[EXERCISE TASK]
In the blog post about Christmas, what does the abbreviation OWON stand for?

***** PASSAGE PROVIDED *****

At left: Glitter glam dress lights up the couch, Dorrington, CA.
Last week when LD was OWON (Offline WithOut Notice), I had written most of a draft piece about the Christmas holiday. In it I wrote about how when I was young, the holiday’s primary meaning stemmed from the repetition of traditional songs, and decorations, and food, and references to love and kindness — as it does for so many — but also from my mother’s abundant love, and from the vicarious thrill she got watching my sister and me experience the bounty she had longed for as a girl, and never received. I wrote about how after my mother died, the wind was knocked out of the holiday for me. I took a gloomy detour to describe my Worst Christmas on Record, the one following my mother’s death, when my father and I joined my sister who was then living in Norway.
We all went up to an ancient farm outside of Trondheim, where my sister’s husband’s sister (my sister in-law-in-law?) lived with her husband on the working farm that had been in the family for hundreds of years. He took us to look at goats with coin-slot pupils who would live out that winter, but none more. I wrote about the wan December light (dawn and sunrise came in late morning; dusk and sunset in mid-afternoon; at its zenith the sun was little more than a stone’s throw above the horizon). The tundra that stretched for as far as the eye could see. Our compassionate but taciturn hosts. My crying jags in the bathroom, with the faucet turned on to mask the sound. I wrote about how it all combined to underscore the dimming of the light of Christmas for me, in the absence of my mother (the heavenly body around which we all orbited, and without whom we began to slowly drift out of orbit). I wrote about how I never could summon the enthusiasm for the holiday in the same way again.
Except. Now I’m part of a we, and we have these kids. And I find the magnetic center of the holiday is shifting away from the absence of my mother and toward the presence of her sparkling grandchildren. I wrote (again) about change, and about its constant presence in our lives, and about how annual events like family holidays set family changes in particularly sharp contrast: people now gone, people now here; different hands stirring the pudding. But then that was all a pre-Christmas rumination, rumined back when I thought I’d have found some kind of internet connection up in the mountains (seems they aren’t any more easily sussed out than internet connections at the beach, which may well account for the appeal of both beach and mountain as vacation get-aways). Now we are post-Christmas, and practically even post- the next occasion: the arrival of another New Year. So before we’re far enough into it to that sweeping, summary reflections are passé (and before, goddess forbid, I experience another week offline!), I want to seize upon it as an occasion to reflect a bit on what it is that has animated this blog.
I began writing it as a means to gather kindred spirits around me while I mused out loud about what it might mean to be the kind of parent I am. I felt like I was neither mother nor father, but both. I had a hunch that there might be something deeper to this. Also I had a hunch I might not be the only one in this nether, twixt-tween space, and I wanted to either (a) rustle the extant ones out of the bushes, so I could learn from them, or (b) encourage the naescent, as-yet self-named ones to join the party, or (c) both. Lesbian dads would be most welcome, of course, but so would anyone else whom the shoe fit. I had a feeling that motherhood and fatherhood might both benefit if the generous space in which they overlapped were more clearly, enthusiastically, lovingly articulated, from the standpoint of someone in a parental role that felt both new and old at the same time.

***** DATASET EXTRACT *****

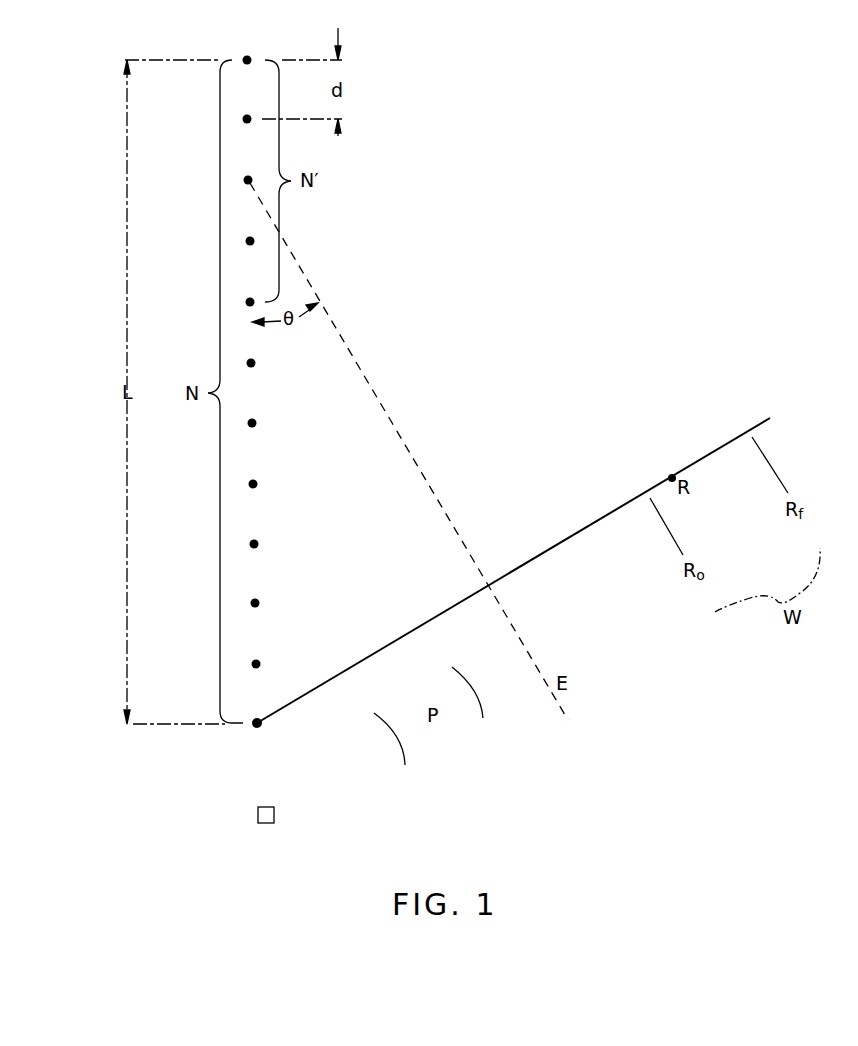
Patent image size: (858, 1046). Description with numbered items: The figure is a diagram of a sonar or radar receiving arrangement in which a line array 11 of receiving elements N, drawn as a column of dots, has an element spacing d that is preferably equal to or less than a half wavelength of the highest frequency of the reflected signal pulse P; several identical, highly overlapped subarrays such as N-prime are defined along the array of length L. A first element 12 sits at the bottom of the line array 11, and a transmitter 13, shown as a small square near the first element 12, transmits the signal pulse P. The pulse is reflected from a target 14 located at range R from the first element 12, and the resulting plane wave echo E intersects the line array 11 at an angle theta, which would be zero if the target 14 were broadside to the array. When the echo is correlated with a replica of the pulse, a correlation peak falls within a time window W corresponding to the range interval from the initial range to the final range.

The line array 11 is at (398, 143).
The first element 12 is at (255, 728).
The transmitter 13 is at (256, 820).
The target 14 is at (670, 476).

*****

[THE SOLUTION]
Offline WithOut Notice